:: SELECTED PASSAGE ::

Quadrant 4: User Research Required (Low Reliability + Variable Impact)

These require testing with actual users who have disabilities.

CheckWCAG CriterionWhy User Testing
Screen reader experienceMultipleReal-world usage patterns
Cognitive accessibility3.1.x, 3.3.xUser understanding varies
Motor accessibility2.1.xIndividual needs vary
Assistive technology compatibility4.1.xAT behavior varies

Implementation Strategy:

## User Testing Program

### Quarterly User Testing Sessions

Partner with users who rely on:

- Screen readers (JAWS, NVDA, VoiceOver)
- Voice control (Dragon, Voice Control)
- Switch devices
- Screen magnification

### Key Questions

1. Can you complete the core user journey?
2. Where did you encounter friction?
3. What was confusing or unclear?
4. What worked well?

### Metrics to Track

- Task completion rate
- Time to complete tasks
- Error rate
- Satisfaction score
- Qualitative feedback themes

Building Your Automation Pipeline

Here’s how to structure your CI/CD pipeline with these quadrants in mind:

Stage 1: Build-Time Checks (Blocking)

# .github/workflows/accessibility.yml

name: Accessibility CI

on: [push, pull_request]

jobs:
  accessibility-gate:
    runs-on: ubuntu-latest
    steps:
      - uses: actions/checkout@v4

      - name: Install dependencies
        run: npm ci

      - name: Run critical accessibility tests
        run: npm run test:a11y:critical
        # These tests FAIL the build:
        # - Missing form labels
        # - Missing button/link names
        # - Color contrast below 4.5:1
        # - Invalid ARIA
        # - Duplicate IDs

      - name: Run cautious accessibility checks
        run: npm run test:a11y:review
        continue-on-error: true # Don't fail, but report
        # These tests WARN but don't fail:
        # - Heading hierarchy
        # - Link text quality
        # - Focus order suggestions

Stage 2: Pre-Release Checks (Warning)

accessibility-review:
  runs-on: ubuntu-latest
  if: github.ref == 'refs/heads/main'
  steps:
    - name: Generate accessibility report
      run: npm run test:a11y:full

    - name: Upload report
      uses: actions/upload-artifact@v3
      with:
        name: accessibility-report
        path: reports/accessibility/

    - name: Comment on PR with findings
      uses: actions/github-script@v6
      with:
        script: |
          const report = require('./reports/accessibility/summary.json');
          const comment = `## Accessibility Review Required

          **Automated findings:** ${report.violations} issues
          **Manual review items:** ${report.reviewItems} items

          Please review the [full report](${report.reportUrl}) before release.`;

          github.rest.issues.createComment({
            issue_number: context.issue.number,
            owner: context.repo.owner,
            repo: context.repo.repo,
            body: comment
          });

Stage 3: Scheduled Comprehensive Audits

weekly-audit:
  runs-on: ubuntu-latest
  if: github.event_name == 'schedule'
  steps:
    - name: Run full Lighthouse audit
      run: npx lhci autorun

    - name: Run axe comprehensive scan
      run: npm run test:a11y:comprehensive

    - name: Run Pa11y on all pages
      run: npm run test:pa11y:sitemap

    - name: Create tracking issue
      if: failure()

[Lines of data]
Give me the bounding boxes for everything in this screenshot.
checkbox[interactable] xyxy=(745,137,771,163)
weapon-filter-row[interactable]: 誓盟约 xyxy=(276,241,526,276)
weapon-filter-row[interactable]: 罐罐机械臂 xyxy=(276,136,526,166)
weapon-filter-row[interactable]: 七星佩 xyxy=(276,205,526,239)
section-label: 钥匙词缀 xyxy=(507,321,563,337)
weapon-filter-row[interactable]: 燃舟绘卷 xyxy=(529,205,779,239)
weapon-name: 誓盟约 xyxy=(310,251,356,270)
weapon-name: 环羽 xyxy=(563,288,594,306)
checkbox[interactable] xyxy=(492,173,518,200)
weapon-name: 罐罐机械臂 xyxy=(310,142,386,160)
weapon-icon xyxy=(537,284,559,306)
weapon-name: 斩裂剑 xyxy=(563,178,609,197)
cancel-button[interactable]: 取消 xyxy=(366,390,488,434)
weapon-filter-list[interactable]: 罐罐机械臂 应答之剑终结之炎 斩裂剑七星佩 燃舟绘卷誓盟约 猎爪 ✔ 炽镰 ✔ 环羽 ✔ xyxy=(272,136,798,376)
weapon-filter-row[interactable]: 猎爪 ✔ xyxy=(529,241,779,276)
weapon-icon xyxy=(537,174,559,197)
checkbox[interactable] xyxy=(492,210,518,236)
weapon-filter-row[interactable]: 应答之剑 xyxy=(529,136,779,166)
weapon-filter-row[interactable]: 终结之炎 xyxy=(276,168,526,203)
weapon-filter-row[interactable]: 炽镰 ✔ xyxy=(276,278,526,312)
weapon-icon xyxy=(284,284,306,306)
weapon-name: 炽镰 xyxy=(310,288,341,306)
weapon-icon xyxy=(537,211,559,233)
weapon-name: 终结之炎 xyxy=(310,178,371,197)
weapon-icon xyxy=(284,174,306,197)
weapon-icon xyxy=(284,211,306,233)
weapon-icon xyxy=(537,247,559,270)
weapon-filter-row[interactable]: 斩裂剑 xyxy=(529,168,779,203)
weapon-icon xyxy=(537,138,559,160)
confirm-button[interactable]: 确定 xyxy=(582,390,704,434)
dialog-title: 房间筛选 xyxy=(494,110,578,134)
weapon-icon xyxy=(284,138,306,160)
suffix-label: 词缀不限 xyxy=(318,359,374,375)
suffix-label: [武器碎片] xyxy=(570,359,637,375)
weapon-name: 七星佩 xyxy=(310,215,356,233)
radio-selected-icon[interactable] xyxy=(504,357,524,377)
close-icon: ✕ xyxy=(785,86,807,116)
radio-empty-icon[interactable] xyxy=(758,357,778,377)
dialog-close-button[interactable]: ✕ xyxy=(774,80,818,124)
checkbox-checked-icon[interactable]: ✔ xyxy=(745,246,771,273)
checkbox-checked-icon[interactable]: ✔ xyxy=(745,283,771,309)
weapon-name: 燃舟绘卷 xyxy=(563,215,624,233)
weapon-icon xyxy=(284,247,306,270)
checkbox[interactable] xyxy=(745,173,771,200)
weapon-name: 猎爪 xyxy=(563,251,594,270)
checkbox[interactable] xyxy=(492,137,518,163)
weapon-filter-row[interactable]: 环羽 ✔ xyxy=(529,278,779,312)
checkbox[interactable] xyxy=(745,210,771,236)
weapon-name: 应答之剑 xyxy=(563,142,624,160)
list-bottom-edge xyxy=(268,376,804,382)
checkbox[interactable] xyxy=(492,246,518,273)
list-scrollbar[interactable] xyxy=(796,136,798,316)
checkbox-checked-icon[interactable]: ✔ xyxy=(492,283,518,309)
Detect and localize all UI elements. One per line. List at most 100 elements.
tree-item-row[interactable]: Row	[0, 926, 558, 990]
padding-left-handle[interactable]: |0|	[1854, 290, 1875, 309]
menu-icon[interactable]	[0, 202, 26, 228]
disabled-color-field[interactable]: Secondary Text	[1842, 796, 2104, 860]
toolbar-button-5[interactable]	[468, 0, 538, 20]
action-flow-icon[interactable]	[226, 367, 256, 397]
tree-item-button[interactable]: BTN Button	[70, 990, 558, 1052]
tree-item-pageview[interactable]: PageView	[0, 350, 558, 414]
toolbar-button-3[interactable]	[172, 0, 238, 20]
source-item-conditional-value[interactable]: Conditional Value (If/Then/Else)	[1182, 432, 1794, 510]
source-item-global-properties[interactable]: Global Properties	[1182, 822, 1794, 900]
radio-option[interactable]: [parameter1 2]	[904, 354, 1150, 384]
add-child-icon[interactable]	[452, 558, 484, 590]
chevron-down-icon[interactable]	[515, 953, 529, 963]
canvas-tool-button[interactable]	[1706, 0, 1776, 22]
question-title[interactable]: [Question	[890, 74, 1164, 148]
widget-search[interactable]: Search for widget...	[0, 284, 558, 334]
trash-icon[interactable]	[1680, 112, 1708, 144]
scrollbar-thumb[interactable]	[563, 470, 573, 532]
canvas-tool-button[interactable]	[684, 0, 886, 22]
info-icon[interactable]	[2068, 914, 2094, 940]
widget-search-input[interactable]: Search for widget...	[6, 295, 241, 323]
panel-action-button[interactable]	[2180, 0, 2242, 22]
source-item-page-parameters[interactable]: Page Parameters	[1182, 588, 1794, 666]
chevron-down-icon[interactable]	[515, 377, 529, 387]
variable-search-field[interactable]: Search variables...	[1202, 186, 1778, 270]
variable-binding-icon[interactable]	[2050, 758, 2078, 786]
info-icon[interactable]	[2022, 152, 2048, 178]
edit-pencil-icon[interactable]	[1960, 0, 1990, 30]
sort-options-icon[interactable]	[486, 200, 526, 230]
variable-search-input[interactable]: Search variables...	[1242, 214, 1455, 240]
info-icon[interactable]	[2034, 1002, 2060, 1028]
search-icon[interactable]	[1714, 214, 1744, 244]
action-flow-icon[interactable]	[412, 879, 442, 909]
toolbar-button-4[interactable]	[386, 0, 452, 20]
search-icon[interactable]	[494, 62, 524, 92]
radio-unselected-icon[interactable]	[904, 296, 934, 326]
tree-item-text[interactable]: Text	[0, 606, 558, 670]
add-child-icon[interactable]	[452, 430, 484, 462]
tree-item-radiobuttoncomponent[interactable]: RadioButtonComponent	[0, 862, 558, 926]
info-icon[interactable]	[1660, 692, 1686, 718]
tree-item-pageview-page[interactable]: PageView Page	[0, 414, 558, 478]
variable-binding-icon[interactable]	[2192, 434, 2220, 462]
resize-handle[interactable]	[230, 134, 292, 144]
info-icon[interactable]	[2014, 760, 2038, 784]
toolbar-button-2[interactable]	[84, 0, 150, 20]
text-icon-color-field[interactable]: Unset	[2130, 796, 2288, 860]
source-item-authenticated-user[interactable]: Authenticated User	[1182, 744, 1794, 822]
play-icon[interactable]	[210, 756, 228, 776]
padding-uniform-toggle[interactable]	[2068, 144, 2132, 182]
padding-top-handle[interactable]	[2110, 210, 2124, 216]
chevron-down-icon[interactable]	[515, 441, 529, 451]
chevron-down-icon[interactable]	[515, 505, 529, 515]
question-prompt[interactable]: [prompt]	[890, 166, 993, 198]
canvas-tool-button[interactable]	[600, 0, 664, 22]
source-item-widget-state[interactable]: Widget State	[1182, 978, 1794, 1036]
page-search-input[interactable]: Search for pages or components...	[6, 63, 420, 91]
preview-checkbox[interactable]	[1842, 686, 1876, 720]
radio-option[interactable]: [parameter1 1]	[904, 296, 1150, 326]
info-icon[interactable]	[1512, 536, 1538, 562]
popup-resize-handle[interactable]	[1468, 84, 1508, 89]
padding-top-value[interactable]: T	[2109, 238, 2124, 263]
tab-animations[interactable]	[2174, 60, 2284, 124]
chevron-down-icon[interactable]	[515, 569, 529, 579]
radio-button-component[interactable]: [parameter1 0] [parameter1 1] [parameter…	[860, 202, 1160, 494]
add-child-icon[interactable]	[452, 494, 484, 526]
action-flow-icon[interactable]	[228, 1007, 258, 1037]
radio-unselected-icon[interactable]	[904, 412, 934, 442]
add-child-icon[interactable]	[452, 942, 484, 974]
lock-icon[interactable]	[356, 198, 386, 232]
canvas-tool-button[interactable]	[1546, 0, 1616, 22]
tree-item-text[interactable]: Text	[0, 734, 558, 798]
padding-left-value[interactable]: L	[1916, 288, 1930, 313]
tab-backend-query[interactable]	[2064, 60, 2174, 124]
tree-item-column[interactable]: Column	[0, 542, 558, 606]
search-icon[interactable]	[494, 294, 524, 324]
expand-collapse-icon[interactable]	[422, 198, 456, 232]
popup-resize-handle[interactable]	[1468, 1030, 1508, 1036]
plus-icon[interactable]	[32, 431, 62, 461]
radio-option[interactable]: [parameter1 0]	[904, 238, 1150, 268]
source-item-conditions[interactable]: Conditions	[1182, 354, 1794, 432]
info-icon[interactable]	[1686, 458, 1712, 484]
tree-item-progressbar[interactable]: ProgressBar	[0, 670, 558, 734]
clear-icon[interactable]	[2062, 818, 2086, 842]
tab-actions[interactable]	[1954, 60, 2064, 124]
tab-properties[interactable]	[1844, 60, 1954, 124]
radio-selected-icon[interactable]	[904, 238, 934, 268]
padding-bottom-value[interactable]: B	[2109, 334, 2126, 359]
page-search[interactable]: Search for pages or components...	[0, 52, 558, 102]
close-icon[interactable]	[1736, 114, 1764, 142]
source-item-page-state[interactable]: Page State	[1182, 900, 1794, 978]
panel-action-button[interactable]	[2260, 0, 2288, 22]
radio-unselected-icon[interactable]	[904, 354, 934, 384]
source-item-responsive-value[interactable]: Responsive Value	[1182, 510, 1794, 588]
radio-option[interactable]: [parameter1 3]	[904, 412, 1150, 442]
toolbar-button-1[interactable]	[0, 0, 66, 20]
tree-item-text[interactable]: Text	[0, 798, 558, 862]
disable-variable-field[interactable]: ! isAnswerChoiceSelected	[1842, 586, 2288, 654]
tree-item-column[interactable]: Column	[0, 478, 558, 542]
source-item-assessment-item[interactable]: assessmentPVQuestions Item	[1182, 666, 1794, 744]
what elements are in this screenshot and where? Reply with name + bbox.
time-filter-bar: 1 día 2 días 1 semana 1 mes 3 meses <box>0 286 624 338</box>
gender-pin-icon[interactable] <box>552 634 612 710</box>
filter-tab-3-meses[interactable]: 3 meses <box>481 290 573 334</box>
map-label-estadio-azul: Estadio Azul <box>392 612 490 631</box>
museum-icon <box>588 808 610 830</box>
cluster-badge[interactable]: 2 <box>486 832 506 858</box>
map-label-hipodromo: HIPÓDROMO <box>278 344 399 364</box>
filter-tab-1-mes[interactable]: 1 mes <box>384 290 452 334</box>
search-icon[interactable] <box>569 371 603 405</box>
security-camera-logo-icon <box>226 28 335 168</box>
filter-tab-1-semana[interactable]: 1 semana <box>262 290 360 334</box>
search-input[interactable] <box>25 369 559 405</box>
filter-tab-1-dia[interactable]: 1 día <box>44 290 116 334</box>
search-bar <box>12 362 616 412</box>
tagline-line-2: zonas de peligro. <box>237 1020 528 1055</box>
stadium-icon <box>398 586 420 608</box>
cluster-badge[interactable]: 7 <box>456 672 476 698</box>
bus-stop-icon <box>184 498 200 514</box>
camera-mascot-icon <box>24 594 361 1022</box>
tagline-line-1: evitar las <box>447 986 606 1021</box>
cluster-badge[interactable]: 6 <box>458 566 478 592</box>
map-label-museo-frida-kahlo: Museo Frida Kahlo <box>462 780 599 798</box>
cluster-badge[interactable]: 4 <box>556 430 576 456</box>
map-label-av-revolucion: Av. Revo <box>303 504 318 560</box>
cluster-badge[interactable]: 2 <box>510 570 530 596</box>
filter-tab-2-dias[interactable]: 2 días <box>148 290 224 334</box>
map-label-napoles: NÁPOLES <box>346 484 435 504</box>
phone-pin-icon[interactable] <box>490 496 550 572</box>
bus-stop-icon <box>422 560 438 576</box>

:: REQUEST A ::
In the accessibility testing page, what reason is given for checking cognitive accessibility with actual users instead of relying on automation?
:: REQUEST B ::
Decide whether each statement agrees with the accessibility testing page: (i) The critical accessibility tests fail the build when color contrast is below 4.5:1. (ii) Problems with heading hierarchy fail the build. (iii) The weekly audit runs Pa11y across every page. Answer yes or no for each, quoting the deciding words.
:: REQUEST C ::
Repeat the part of the accessibility testing page that begins at the words "- Voice control", stopping after "you encounter friction?".

:: REPLY A ::
The page says cognitive accessibility (WCAG 3.1.x and 3.3.x) needs user testing because "User understanding varies."

:: REPLY B ::
(i) Yes: "These tests FAIL the build:" and "Color contrast below 4.5:1"
(ii) No: "These tests WARN but don't fail:" and "Heading hierarchy"
(iii) Yes: "Run Pa11y on all pages"

:: REPLY C ::
- Voice control (Dragon, Voice Control)
- Switch devices
- Screen magnification

### Key Questions

1. Can you complete the core user journey?
2. Where did you encounter friction?